◆ JOB
Pull out every line in the data that has the string "with" in it.

◆ ENTRIES PROVIDED
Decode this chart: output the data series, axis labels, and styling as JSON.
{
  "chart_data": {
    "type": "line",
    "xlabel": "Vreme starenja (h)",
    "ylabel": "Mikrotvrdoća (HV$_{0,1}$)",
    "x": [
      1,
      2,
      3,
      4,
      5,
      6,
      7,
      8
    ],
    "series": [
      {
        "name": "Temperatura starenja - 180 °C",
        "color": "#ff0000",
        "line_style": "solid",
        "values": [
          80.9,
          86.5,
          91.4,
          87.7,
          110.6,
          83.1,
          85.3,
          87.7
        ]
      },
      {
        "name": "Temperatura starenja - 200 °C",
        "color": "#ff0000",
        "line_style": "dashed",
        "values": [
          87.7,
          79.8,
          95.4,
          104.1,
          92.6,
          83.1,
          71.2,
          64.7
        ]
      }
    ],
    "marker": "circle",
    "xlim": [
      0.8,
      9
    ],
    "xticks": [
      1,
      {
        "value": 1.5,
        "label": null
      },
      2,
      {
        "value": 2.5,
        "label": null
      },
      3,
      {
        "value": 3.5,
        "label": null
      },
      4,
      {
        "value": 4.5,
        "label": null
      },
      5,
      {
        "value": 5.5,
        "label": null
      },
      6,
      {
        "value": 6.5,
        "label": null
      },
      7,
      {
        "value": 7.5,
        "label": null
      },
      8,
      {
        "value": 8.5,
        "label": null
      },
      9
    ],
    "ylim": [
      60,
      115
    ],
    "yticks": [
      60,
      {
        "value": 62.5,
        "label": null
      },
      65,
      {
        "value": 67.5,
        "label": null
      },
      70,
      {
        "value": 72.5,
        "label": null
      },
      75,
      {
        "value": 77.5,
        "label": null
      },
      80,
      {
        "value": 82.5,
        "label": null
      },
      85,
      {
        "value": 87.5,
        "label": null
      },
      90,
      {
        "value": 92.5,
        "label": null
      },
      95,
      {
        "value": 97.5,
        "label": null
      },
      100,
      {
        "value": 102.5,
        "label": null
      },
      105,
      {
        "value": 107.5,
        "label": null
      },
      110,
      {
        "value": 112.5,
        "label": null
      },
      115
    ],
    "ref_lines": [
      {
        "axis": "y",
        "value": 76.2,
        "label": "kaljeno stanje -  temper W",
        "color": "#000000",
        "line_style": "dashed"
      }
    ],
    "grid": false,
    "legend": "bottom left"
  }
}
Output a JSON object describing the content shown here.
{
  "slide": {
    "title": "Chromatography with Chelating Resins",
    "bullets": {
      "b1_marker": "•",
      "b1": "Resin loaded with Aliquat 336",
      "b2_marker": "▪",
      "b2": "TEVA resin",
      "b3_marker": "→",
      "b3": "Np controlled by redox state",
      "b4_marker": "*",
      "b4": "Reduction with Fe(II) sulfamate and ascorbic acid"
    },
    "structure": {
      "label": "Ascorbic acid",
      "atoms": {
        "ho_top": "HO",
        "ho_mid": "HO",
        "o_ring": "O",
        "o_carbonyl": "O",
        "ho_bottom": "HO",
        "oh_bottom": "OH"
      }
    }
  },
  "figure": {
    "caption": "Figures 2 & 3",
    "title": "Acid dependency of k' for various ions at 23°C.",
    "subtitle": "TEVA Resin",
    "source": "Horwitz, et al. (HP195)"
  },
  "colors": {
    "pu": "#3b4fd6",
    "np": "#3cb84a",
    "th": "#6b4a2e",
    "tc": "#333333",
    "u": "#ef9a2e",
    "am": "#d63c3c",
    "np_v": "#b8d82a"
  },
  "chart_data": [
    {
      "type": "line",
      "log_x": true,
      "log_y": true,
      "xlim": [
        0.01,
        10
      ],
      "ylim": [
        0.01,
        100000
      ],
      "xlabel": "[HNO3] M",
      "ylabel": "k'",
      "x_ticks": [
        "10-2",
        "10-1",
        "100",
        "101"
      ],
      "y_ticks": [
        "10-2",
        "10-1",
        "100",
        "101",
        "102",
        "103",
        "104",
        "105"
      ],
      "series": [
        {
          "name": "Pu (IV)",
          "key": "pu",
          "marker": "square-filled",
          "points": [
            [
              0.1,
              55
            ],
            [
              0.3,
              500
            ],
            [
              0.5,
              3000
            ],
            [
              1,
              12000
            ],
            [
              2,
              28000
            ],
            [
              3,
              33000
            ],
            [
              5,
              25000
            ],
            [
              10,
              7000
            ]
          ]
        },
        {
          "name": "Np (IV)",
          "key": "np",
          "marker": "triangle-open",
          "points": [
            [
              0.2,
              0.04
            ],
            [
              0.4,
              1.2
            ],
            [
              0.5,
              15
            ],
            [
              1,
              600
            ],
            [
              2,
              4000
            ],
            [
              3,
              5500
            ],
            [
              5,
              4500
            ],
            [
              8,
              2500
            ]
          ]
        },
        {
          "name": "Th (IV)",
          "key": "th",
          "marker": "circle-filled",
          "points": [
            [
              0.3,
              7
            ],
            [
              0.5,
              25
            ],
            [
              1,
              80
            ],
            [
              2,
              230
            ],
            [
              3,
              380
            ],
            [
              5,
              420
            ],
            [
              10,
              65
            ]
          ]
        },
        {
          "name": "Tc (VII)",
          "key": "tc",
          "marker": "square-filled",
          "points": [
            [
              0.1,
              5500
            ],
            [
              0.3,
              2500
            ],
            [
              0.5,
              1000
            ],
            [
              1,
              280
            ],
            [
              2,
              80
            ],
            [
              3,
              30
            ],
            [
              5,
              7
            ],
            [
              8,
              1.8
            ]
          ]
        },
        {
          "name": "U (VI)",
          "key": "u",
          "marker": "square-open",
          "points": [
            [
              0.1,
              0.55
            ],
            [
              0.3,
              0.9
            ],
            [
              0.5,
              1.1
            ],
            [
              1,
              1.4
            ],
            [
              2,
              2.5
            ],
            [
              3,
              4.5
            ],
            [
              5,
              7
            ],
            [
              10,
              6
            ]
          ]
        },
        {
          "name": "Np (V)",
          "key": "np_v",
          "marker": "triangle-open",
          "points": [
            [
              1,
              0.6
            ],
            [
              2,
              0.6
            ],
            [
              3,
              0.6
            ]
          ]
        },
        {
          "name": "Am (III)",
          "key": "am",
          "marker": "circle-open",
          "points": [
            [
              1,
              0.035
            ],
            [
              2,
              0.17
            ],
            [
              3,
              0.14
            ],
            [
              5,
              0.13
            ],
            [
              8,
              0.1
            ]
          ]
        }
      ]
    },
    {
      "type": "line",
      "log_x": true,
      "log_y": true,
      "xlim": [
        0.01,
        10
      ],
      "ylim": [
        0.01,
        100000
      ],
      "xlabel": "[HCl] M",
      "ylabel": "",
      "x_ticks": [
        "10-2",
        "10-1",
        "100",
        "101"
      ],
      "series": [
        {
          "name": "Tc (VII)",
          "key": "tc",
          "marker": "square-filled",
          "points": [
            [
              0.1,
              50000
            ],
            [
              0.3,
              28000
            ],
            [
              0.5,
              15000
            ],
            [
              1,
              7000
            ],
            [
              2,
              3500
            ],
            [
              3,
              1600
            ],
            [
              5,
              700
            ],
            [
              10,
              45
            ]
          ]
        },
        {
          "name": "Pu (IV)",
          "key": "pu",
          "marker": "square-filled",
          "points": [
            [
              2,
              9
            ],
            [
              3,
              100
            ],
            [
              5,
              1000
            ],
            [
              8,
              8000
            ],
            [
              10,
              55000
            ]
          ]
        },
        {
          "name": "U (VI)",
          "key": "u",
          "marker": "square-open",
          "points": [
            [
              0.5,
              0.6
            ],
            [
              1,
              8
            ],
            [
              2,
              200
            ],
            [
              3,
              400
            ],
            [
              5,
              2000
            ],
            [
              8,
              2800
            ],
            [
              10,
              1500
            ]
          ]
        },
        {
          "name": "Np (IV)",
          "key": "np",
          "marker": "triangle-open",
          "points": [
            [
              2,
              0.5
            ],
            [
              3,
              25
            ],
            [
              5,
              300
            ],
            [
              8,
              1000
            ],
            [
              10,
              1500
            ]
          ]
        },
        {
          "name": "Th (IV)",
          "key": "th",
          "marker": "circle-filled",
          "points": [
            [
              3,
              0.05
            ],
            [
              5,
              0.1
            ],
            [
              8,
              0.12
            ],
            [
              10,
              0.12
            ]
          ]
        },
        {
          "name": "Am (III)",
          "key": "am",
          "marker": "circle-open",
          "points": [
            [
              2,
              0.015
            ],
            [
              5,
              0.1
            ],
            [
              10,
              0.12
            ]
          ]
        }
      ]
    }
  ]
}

◆ EXPECTED OUTPUT
    "title": "Chromatography with Chelating Resins",
      "b1": "Resin loaded with Aliquat 336",
      "b4": "Reduction with Fe(II) sulfamate and ascorbic acid"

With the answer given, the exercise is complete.